Directions for this task — Send back all the data below, exactly as given.

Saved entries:
————————

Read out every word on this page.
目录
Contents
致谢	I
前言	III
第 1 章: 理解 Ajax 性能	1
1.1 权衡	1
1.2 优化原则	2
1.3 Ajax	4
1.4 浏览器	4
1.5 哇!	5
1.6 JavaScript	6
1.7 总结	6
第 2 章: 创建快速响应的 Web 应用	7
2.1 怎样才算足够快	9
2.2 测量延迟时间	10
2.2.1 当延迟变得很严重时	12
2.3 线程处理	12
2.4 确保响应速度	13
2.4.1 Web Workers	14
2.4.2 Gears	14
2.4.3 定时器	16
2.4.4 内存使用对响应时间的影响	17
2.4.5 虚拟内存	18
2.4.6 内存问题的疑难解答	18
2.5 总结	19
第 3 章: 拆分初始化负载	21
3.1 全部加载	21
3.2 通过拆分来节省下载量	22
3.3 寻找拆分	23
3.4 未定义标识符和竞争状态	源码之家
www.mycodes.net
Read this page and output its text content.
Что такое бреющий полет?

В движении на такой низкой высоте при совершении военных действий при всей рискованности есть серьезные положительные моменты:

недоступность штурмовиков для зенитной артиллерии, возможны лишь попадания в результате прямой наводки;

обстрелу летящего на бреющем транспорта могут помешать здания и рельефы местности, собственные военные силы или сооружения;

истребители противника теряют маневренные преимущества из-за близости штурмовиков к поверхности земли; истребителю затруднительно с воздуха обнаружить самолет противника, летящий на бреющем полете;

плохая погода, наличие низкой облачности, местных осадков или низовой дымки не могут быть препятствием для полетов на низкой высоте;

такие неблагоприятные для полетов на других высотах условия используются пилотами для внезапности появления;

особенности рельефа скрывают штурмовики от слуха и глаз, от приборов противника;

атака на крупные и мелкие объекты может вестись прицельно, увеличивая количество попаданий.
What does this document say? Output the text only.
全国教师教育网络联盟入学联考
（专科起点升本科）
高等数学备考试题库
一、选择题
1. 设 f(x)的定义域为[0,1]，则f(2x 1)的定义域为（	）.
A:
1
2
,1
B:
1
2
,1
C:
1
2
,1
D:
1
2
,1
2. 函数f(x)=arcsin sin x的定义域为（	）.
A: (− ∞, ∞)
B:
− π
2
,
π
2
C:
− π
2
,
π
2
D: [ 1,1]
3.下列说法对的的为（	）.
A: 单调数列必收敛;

————————

Full response —
Read out every word on this page.
目录
Contents
致谢	I
前言	III
第 1 章: 理解 Ajax 性能	1
1.1 权衡	1
1.2 优化原则	2
1.3 Ajax	4
1.4 浏览器	4
1.5 哇!	5
1.6 JavaScript	6
1.7 总结	6
第 2 章: 创建快速响应的 Web 应用	7
2.1 怎样才算足够快	9
2.2 测量延迟时间	10
2.2.1 当延迟变得很严重时	12
2.3 线程处理	12
2.4 确保响应速度	13
2.4.1 Web Workers	14
2.4.2 Gears	14
2.4.3 定时器	16
2.4.4 内存使用对响应时间的影响	17
2.4.5 虚拟内存	18
2.4.6 内存问题的疑难解答	18
2.5 总结	19
第 3 章: 拆分初始化负载	21
3.1 全部加载	21
3.2 通过拆分来节省下载量	22
3.3 寻找拆分	23
3.4 未定义标识符和竞争状态	源码之家
www.mycodes.net
Read this page and output its text content.
Что такое бреющий полет?

В движении на такой низкой высоте при совершении военных действий при всей рискованности есть серьезные положительные моменты:

недоступность штурмовиков для зенитной артиллерии, возможны лишь попадания в результате прямой наводки;

обстрелу летящего на бреющем транспорта могут помешать здания и рельефы местности, собственные военные силы или сооружения;

истребители противника теряют маневренные преимущества из-за близости штурмовиков к поверхности земли; истребителю затруднительно с воздуха обнаружить самолет противника, летящий на бреющем полете;

плохая погода, наличие низкой облачности, местных осадков или низовой дымки не могут быть препятствием для полетов на низкой высоте;

такие неблагоприятные для полетов на других высотах условия используются пилотами для внезапности появления;

особенности рельефа скрывают штурмовики от слуха и глаз, от приборов противника;

атака на крупные и мелкие объекты может вестись прицельно, увеличивая количество попаданий.
What does this document say? Output the text only.
全国教师教育网络联盟入学联考
（专科起点升本科）
高等数学备考试题库
一、选择题
1. 设 f(x)的定义域为[0,1]，则f(2x 1)的定义域为（	）.
A:
1
2
,1
B:
1
2
,1
C:
1
2
,1
D:
1
2
,1
2. 函数f(x)=arcsin sin x的定义域为（	）.
A: (− ∞, ∞)
B:
− π
2
,
π
2
C:
− π
2
,
π
2
D: [ 1,1]
3.下列说法对的的为（	）.
A: 单调数列必收敛;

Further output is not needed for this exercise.